Aim:
Please give back every line of the items below without any change, and leave the pictures out of your answer.

[Annotated element entries]
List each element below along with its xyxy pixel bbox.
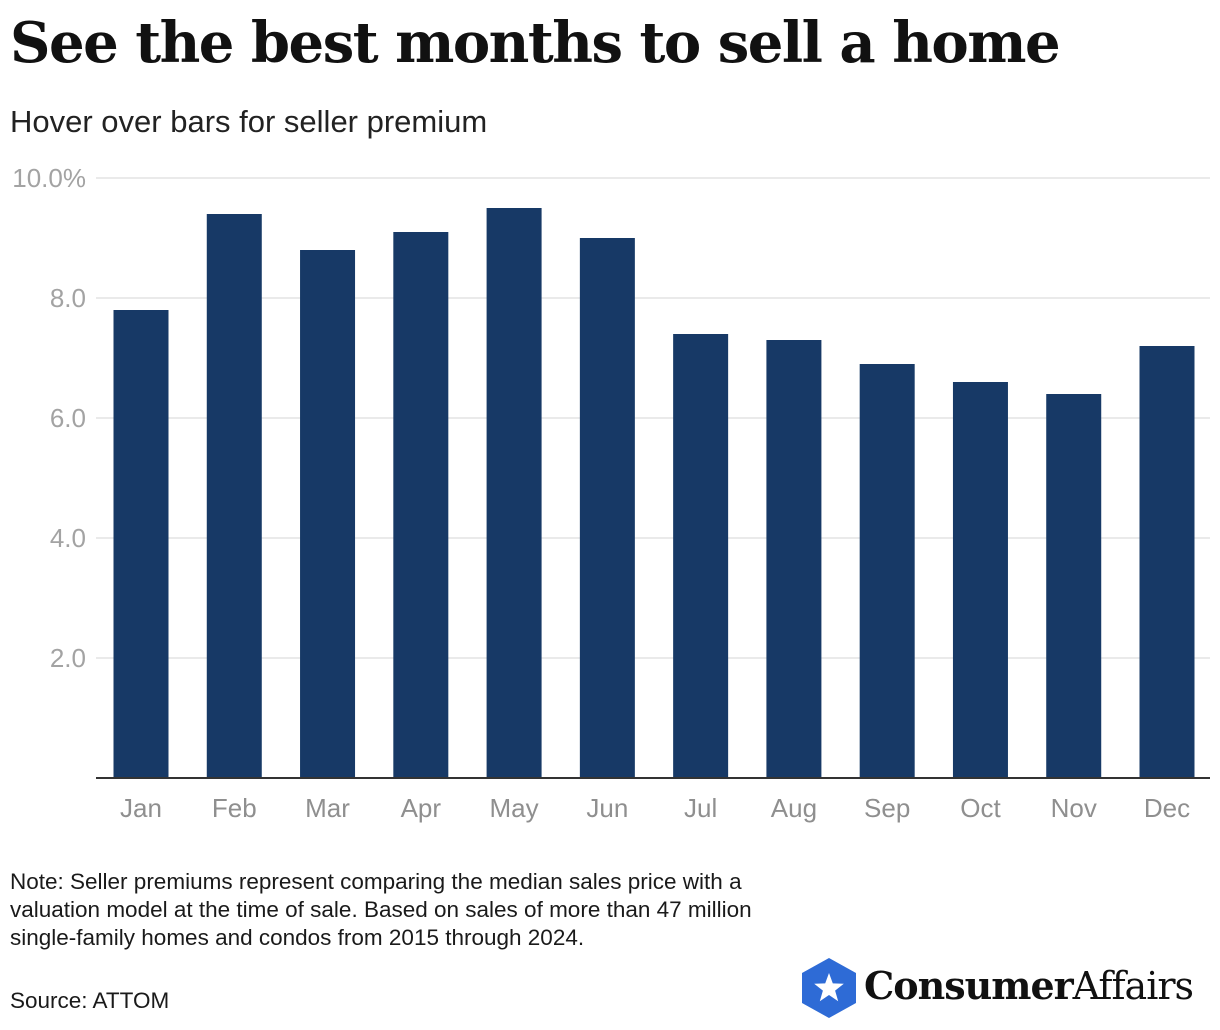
- brand-logo: ConsumerAffairs: [800, 955, 1215, 1021]
- y-tick-label: 10.0%: [12, 163, 86, 193]
- bar-may[interactable]: May: 9.5%: [486, 208, 542, 778]
- bar-oct[interactable]: Oct: 6.6%: [952, 382, 1008, 778]
- bars: Jan: 7.8% Feb: 9.4% Mar: 8.8% Apr: 9.1% May:…: [113, 208, 1195, 778]
- bar-nov[interactable]: Nov: 6.4%: [1046, 394, 1102, 778]
- chart-title: See the best months to sell a home: [10, 10, 1061, 76]
- footnote: Note: Seller premiums represent comparin…: [10, 869, 752, 950]
- x-tick-label: Aug: [771, 793, 817, 823]
- x-tick-label: Oct: [960, 793, 1001, 823]
- y-tick-label: 6.0: [50, 403, 86, 433]
- x-axis-labels: Jan Feb Mar Apr May Jun Jul Aug Sep Oct Nov Dec: [120, 793, 1190, 823]
- y-axis-labels: 2.0 4.0 6.0 8.0 10.0%: [12, 163, 86, 673]
- x-tick-label: Mar: [305, 793, 350, 823]
- y-tick-label: 4.0: [50, 523, 86, 553]
- x-tick-label: Sep: [864, 793, 910, 823]
- x-tick-label: Jun: [586, 793, 628, 823]
- chart-subtitle: Hover over bars for seller premium: [10, 104, 488, 139]
- bar-chart: 2.0 4.0 6.0 8.0 10.0% Jan: 7.8% Feb: 9.4% Mar:…: [12, 163, 1210, 823]
- bar-jul[interactable]: Jul: 7.4%: [673, 334, 729, 778]
- x-tick-label: Feb: [212, 793, 257, 823]
- bar-dec[interactable]: Dec: 7.2%: [1139, 346, 1195, 778]
- brand-wordmark-bold: Consumer: [864, 963, 1074, 1008]
- x-tick-label: Jul: [684, 793, 717, 823]
- bar-sep[interactable]: Sep: 6.9%: [859, 364, 915, 778]
- x-tick-label: Jan: [120, 793, 162, 823]
- x-tick-label: May: [490, 793, 539, 823]
- bar-mar[interactable]: Mar: 8.8%: [300, 250, 356, 778]
- x-tick-label: Nov: [1051, 793, 1097, 823]
- y-tick-label: 2.0: [50, 643, 86, 673]
- bar-feb[interactable]: Feb: 9.4%: [206, 214, 262, 778]
- star-shield-icon: [802, 958, 856, 1018]
- brand-wordmark-regular: Affairs: [1072, 964, 1194, 1008]
- bar-jan[interactable]: Jan: 7.8%: [113, 310, 169, 778]
- bar-aug[interactable]: Aug: 7.3%: [766, 340, 822, 778]
- bar-jun[interactable]: Jun: 9.0%: [579, 238, 635, 778]
- x-tick-label: Apr: [401, 793, 442, 823]
- x-tick-label: Dec: [1144, 793, 1190, 823]
- bar-apr[interactable]: Apr: 9.1%: [393, 232, 449, 778]
- brand-wordmark: ConsumerAffairs: [864, 963, 1194, 1008]
- gridlines: [96, 177, 1210, 659]
- source-line: Source: ATTOM: [10, 988, 170, 1013]
- y-tick-label: 8.0: [50, 283, 86, 313]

Solution for this exercise:
List each element below along with its xyxy pixel bbox.
- brand-logo: ConsumerAffairs: [800, 955, 1215, 1021]
- y-tick-label: 10.0%: [12, 163, 86, 193]
- bar-may[interactable]: May: 9.5%: [486, 208, 542, 778]
- bar-oct[interactable]: Oct: 6.6%: [952, 382, 1008, 778]
- bars: Jan: 7.8% Feb: 9.4% Mar: 8.8% Apr: 9.1% May:…: [113, 208, 1195, 778]
- bar-nov[interactable]: Nov: 6.4%: [1046, 394, 1102, 778]
- chart-title: See the best months to sell a home: [10, 10, 1061, 76]
- footnote: Note: Seller premiums represent comparin…: [10, 869, 752, 950]
- x-tick-label: Aug: [771, 793, 817, 823]
- x-tick-label: Oct: [960, 793, 1001, 823]
- y-tick-label: 6.0: [50, 403, 86, 433]
- x-axis-labels: Jan Feb Mar Apr May Jun Jul Aug Sep Oct Nov Dec: [120, 793, 1190, 823]
- y-axis-labels: 2.0 4.0 6.0 8.0 10.0%: [12, 163, 86, 673]
- x-tick-label: Mar: [305, 793, 350, 823]
- y-tick-label: 4.0: [50, 523, 86, 553]
- x-tick-label: Sep: [864, 793, 910, 823]
- x-tick-label: Jun: [586, 793, 628, 823]
- chart-subtitle: Hover over bars for seller premium: [10, 104, 488, 139]
- bar-chart: 2.0 4.0 6.0 8.0 10.0% Jan: 7.8% Feb: 9.4% Mar:…: [12, 163, 1210, 823]
- bar-jul[interactable]: Jul: 7.4%: [673, 334, 729, 778]
- x-tick-label: Feb: [212, 793, 257, 823]
- bar-dec[interactable]: Dec: 7.2%: [1139, 346, 1195, 778]
- brand-wordmark-bold: Consumer: [864, 963, 1074, 1008]
- x-tick-label: Jul: [684, 793, 717, 823]
- bar-sep[interactable]: Sep: 6.9%: [859, 364, 915, 778]
- x-tick-label: Jan: [120, 793, 162, 823]
- x-tick-label: May: [490, 793, 539, 823]
- bar-mar[interactable]: Mar: 8.8%: [300, 250, 356, 778]
- x-tick-label: Nov: [1051, 793, 1097, 823]
- y-tick-label: 2.0: [50, 643, 86, 673]
- bar-feb[interactable]: Feb: 9.4%: [206, 214, 262, 778]
- star-shield-icon: [802, 958, 856, 1018]
- brand-wordmark-regular: Affairs: [1072, 964, 1194, 1008]
- bar-jan[interactable]: Jan: 7.8%: [113, 310, 169, 778]
- bar-aug[interactable]: Aug: 7.3%: [766, 340, 822, 778]
- bar-jun[interactable]: Jun: 9.0%: [579, 238, 635, 778]
- x-tick-label: Apr: [401, 793, 442, 823]
- x-tick-label: Dec: [1144, 793, 1190, 823]
- bar-apr[interactable]: Apr: 9.1%: [393, 232, 449, 778]
- brand-wordmark: ConsumerAffairs: [864, 963, 1194, 1008]
- gridlines: [96, 177, 1210, 659]
- source-line: Source: ATTOM: [10, 988, 170, 1013]
- y-tick-label: 8.0: [50, 283, 86, 313]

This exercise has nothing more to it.